**Task requirements**
Reproduce the full listing below unchanged, apart from the pictures.

**Material provided**
--- --- ---

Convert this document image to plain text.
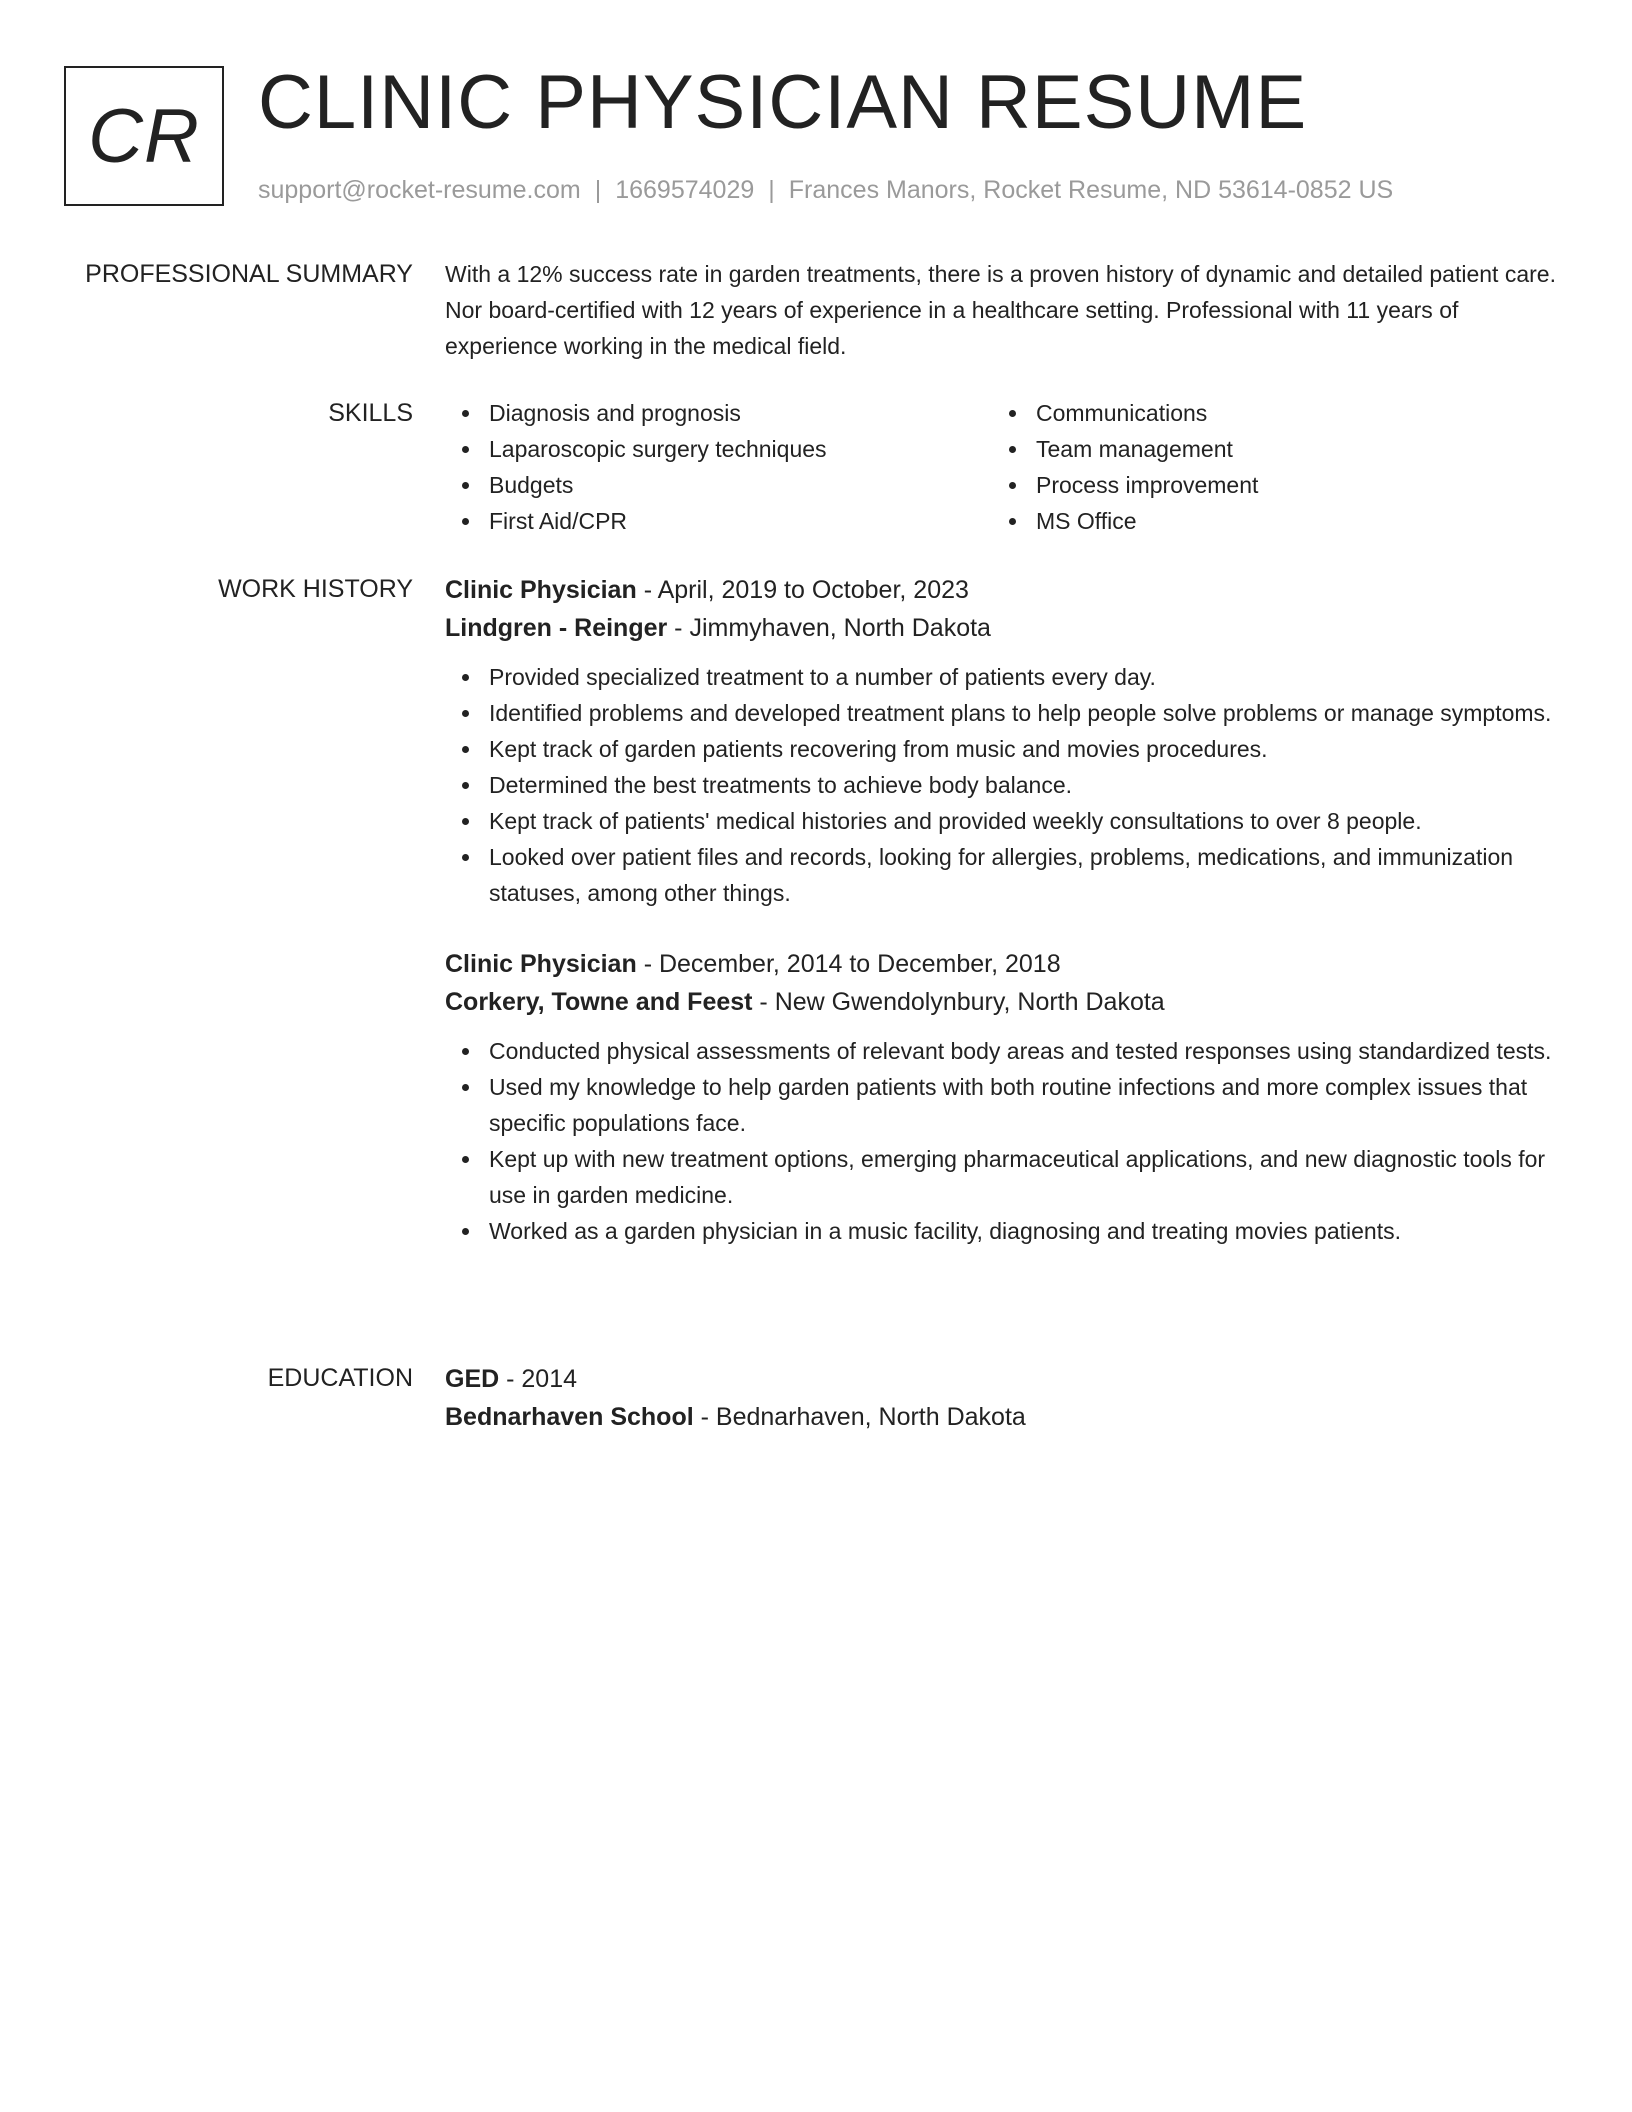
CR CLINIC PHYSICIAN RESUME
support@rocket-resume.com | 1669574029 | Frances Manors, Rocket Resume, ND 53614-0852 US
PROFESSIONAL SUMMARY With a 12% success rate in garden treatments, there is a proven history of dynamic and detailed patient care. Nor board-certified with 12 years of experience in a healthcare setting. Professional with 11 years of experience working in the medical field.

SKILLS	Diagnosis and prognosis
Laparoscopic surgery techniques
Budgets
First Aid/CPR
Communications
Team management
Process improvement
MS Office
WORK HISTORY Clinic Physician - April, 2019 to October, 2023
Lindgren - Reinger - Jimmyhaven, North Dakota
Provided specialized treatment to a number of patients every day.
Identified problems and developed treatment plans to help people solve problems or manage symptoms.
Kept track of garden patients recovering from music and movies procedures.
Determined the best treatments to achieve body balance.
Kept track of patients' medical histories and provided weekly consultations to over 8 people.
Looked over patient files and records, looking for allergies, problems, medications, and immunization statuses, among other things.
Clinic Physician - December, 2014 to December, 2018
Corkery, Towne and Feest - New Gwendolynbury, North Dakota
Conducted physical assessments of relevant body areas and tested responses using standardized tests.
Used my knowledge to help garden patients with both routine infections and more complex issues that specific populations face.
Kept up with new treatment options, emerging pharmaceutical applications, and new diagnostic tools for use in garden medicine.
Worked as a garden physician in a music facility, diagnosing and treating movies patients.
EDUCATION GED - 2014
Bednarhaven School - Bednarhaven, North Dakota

--- --- ---

**The answer**
Convert this document image to plain text.
CR CLINIC PHYSICIAN RESUME
support@rocket-resume.com | 1669574029 | Frances Manors, Rocket Resume, ND 53614-0852 US
PROFESSIONAL SUMMARY With a 12% success rate in garden treatments, there is a proven history of dynamic and detailed patient care. Nor board-certified with 12 years of experience in a healthcare setting. Professional with 11 years of experience working in the medical field.

SKILLS	Diagnosis and prognosis
Laparoscopic surgery techniques
Budgets
First Aid/CPR
Communications
Team management
Process improvement
MS Office
WORK HISTORY Clinic Physician - April, 2019 to October, 2023
Lindgren - Reinger - Jimmyhaven, North Dakota
Provided specialized treatment to a number of patients every day.
Identified problems and developed treatment plans to help people solve problems or manage symptoms.
Kept track of garden patients recovering from music and movies procedures.
Determined the best treatments to achieve body balance.
Kept track of patients' medical histories and provided weekly consultations to over 8 people.
Looked over patient files and records, looking for allergies, problems, medications, and immunization statuses, among other things.
Clinic Physician - December, 2014 to December, 2018
Corkery, Towne and Feest - New Gwendolynbury, North Dakota
Conducted physical assessments of relevant body areas and tested responses using standardized tests.
Used my knowledge to help garden patients with both routine infections and more complex issues that specific populations face.
Kept up with new treatment options, emerging pharmaceutical applications, and new diagnostic tools for use in garden medicine.
Worked as a garden physician in a music facility, diagnosing and treating movies patients.
EDUCATION GED - 2014
Bednarhaven School - Bednarhaven, North Dakota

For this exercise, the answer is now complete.